**Challenge:** Reproduce each line exactly. Skip none.

**Data for this exercise:**

──────

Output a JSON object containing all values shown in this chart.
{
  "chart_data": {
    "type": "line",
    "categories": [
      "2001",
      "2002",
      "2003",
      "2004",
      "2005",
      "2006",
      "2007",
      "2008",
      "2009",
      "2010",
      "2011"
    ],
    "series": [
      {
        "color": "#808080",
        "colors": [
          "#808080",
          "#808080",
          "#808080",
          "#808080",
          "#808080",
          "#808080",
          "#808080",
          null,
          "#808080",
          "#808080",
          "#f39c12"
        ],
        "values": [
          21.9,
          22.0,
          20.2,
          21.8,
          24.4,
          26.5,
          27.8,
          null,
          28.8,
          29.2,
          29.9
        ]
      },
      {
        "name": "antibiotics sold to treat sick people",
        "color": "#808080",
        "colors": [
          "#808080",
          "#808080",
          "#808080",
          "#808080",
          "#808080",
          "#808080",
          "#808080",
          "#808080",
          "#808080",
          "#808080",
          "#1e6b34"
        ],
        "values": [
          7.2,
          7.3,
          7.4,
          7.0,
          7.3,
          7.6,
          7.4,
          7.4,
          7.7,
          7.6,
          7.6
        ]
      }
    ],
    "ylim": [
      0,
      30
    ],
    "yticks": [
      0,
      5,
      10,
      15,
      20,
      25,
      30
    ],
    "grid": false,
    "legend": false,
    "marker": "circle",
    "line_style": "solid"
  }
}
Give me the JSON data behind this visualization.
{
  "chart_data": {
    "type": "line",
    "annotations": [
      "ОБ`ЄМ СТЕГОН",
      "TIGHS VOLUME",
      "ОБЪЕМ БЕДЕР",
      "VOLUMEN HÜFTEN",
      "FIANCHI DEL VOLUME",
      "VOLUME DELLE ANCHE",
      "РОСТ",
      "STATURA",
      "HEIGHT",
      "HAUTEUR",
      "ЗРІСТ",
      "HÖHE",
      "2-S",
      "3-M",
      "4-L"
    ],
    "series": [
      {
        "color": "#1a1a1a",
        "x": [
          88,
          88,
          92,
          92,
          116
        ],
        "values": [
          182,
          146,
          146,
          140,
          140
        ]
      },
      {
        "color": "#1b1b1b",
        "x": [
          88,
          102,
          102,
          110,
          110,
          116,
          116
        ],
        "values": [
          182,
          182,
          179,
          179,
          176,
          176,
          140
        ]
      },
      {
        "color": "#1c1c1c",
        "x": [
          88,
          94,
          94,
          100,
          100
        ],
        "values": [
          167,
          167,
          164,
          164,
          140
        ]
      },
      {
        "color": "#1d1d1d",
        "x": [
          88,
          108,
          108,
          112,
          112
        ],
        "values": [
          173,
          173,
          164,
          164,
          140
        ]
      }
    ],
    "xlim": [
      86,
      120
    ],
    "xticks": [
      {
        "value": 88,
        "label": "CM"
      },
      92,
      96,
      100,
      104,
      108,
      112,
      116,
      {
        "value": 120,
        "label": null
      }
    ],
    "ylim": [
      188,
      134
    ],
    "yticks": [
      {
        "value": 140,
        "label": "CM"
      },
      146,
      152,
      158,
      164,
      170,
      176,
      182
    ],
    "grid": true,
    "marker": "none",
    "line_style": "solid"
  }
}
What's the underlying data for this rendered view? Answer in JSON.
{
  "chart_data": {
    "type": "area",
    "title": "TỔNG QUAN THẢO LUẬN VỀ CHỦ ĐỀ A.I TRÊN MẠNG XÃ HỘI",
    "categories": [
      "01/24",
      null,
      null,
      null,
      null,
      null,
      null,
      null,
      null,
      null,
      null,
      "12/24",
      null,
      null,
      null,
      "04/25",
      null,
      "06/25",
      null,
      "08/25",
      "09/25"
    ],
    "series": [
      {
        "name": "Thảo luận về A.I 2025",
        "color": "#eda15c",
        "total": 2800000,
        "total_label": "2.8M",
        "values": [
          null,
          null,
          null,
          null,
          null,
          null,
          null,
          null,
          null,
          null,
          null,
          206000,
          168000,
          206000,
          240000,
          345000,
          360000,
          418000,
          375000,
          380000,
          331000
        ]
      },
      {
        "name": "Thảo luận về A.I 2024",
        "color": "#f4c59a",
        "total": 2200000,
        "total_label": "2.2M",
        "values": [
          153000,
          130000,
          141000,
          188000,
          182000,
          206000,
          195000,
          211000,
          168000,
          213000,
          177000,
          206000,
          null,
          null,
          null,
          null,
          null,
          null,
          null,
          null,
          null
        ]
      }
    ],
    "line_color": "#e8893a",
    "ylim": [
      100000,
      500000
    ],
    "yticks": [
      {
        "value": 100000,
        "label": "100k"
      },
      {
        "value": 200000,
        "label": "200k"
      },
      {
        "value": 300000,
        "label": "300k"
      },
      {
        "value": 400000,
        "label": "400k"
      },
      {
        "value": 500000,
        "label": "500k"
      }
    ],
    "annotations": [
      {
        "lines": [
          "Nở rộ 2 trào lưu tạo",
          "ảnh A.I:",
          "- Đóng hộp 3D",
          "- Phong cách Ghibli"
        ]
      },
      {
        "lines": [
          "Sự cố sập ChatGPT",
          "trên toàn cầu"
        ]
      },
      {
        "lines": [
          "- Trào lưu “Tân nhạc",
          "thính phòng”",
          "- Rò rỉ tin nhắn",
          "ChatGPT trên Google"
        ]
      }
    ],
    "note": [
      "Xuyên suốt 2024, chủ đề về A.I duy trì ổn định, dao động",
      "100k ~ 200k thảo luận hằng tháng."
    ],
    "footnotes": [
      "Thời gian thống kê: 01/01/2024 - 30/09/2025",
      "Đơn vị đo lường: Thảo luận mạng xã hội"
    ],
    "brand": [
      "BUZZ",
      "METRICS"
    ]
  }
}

──────

**Response below:**
Output a JSON object containing all values shown in this chart.
{
  "chart_data": {
    "type": "line",
    "categories": [
      "2001",
      "2002",
      "2003",
      "2004",
      "2005",
      "2006",
      "2007",
      "2008",
      "2009",
      "2010",
      "2011"
    ],
    "series": [
      {
        "color": "#808080",
        "colors": [
          "#808080",
          "#808080",
          "#808080",
          "#808080",
          "#808080",
          "#808080",
          "#808080",
          null,
          "#808080",
          "#808080",
          "#f39c12"
        ],
        "values": [
          21.9,
          22.0,
          20.2,
          21.8,
          24.4,
          26.5,
          27.8,
          null,
          28.8,
          29.2,
          29.9
        ]
      },
      {
        "name": "antibiotics sold to treat sick people",
        "color": "#808080",
        "colors": [
          "#808080",
          "#808080",
          "#808080",
          "#808080",
          "#808080",
          "#808080",
          "#808080",
          "#808080",
          "#808080",
          "#808080",
          "#1e6b34"
        ],
        "values": [
          7.2,
          7.3,
          7.4,
          7.0,
          7.3,
          7.6,
          7.4,
          7.4,
          7.7,
          7.6,
          7.6
        ]
      }
    ],
    "ylim": [
      0,
      30
    ],
    "yticks": [
      0,
      5,
      10,
      15,
      20,
      25,
      30
    ],
    "grid": false,
    "legend": false,
    "marker": "circle",
    "line_style": "solid"
  }
}
Give me the JSON data behind this visualization.
{
  "chart_data": {
    "type": "line",
    "annotations": [
      "ОБ`ЄМ СТЕГОН",
      "TIGHS VOLUME",
      "ОБЪЕМ БЕДЕР",
      "VOLUMEN HÜFTEN",
      "FIANCHI DEL VOLUME",
      "VOLUME DELLE ANCHE",
      "РОСТ",
      "STATURA",
      "HEIGHT",
      "HAUTEUR",
      "ЗРІСТ",
      "HÖHE",
      "2-S",
      "3-M",
      "4-L"
    ],
    "series": [
      {
        "color": "#1a1a1a",
        "x": [
          88,
          88,
          92,
          92,
          116
        ],
        "values": [
          182,
          146,
          146,
          140,
          140
        ]
      },
      {
        "color": "#1b1b1b",
        "x": [
          88,
          102,
          102,
          110,
          110,
          116,
          116
        ],
        "values": [
          182,
          182,
          179,
          179,
          176,
          176,
          140
        ]
      },
      {
        "color": "#1c1c1c",
        "x": [
          88,
          94,
          94,
          100,
          100
        ],
        "values": [
          167,
          167,
          164,
          164,
          140
        ]
      },
      {
        "color": "#1d1d1d",
        "x": [
          88,
          108,
          108,
          112,
          112
        ],
        "values": [
          173,
          173,
          164,
          164,
          140
        ]
      }
    ],
    "xlim": [
      86,
      120
    ],
    "xticks": [
      {
        "value": 88,
        "label": "CM"
      },
      92,
      96,
      100,
      104,
      108,
      112,
      116,
      {
        "value": 120,
        "label": null
      }
    ],
    "ylim": [
      188,
      134
    ],
    "yticks": [
      {
        "value": 140,
        "label": "CM"
      },
      146,
      152,
      158,
      164,
      170,
      176,
      182
    ],
    "grid": true,
    "marker": "none",
    "line_style": "solid"
  }
}
What's the underlying data for this rendered view? Answer in JSON.
{
  "chart_data": {
    "type": "area",
    "title": "TỔNG QUAN THẢO LUẬN VỀ CHỦ ĐỀ A.I TRÊN MẠNG XÃ HỘI",
    "categories": [
      "01/24",
      null,
      null,
      null,
      null,
      null,
      null,
      null,
      null,
      null,
      null,
      "12/24",
      null,
      null,
      null,
      "04/25",
      null,
      "06/25",
      null,
      "08/25",
      "09/25"
    ],
    "series": [
      {
        "name": "Thảo luận về A.I 2025",
        "color": "#eda15c",
        "total": 2800000,
        "total_label": "2.8M",
        "values": [
          null,
          null,
          null,
          null,
          null,
          null,
          null,
          null,
          null,
          null,
          null,
          206000,
          168000,
          206000,
          240000,
          345000,
          360000,
          418000,
          375000,
          380000,
          331000
        ]
      },
      {
        "name": "Thảo luận về A.I 2024",
        "color": "#f4c59a",
        "total": 2200000,
        "total_label": "2.2M",
        "values": [
          153000,
          130000,
          141000,
          188000,
          182000,
          206000,
          195000,
          211000,
          168000,
          213000,
          177000,
          206000,
          null,
          null,
          null,
          null,
          null,
          null,
          null,
          null,
          null
        ]
      }
    ],
    "line_color": "#e8893a",
    "ylim": [
      100000,
      500000
    ],
    "yticks": [
      {
        "value": 100000,
        "label": "100k"
      },
      {
        "value": 200000,
        "label": "200k"
      },
      {
        "value": 300000,
        "label": "300k"
      },
      {
        "value": 400000,
        "label": "400k"
      },
      {
        "value": 500000,
        "label": "500k"
      }
    ],
    "annotations": [
      {
        "lines": [
          "Nở rộ 2 trào lưu tạo",
          "ảnh A.I:",
          "- Đóng hộp 3D",
          "- Phong cách Ghibli"
        ]
      },
      {
        "lines": [
          "Sự cố sập ChatGPT",
          "trên toàn cầu"
        ]
      },
      {
        "lines": [
          "- Trào lưu “Tân nhạc",
          "thính phòng”",
          "- Rò rỉ tin nhắn",
          "ChatGPT trên Google"
        ]
      }
    ],
    "note": [
      "Xuyên suốt 2024, chủ đề về A.I duy trì ổn định, dao động",
      "100k ~ 200k thảo luận hằng tháng."
    ],
    "footnotes": [
      "Thời gian thống kê: 01/01/2024 - 30/09/2025",
      "Đơn vị đo lường: Thảo luận mạng xã hội"
    ],
    "brand": [
      "BUZZ",
      "METRICS"
    ]
  }
}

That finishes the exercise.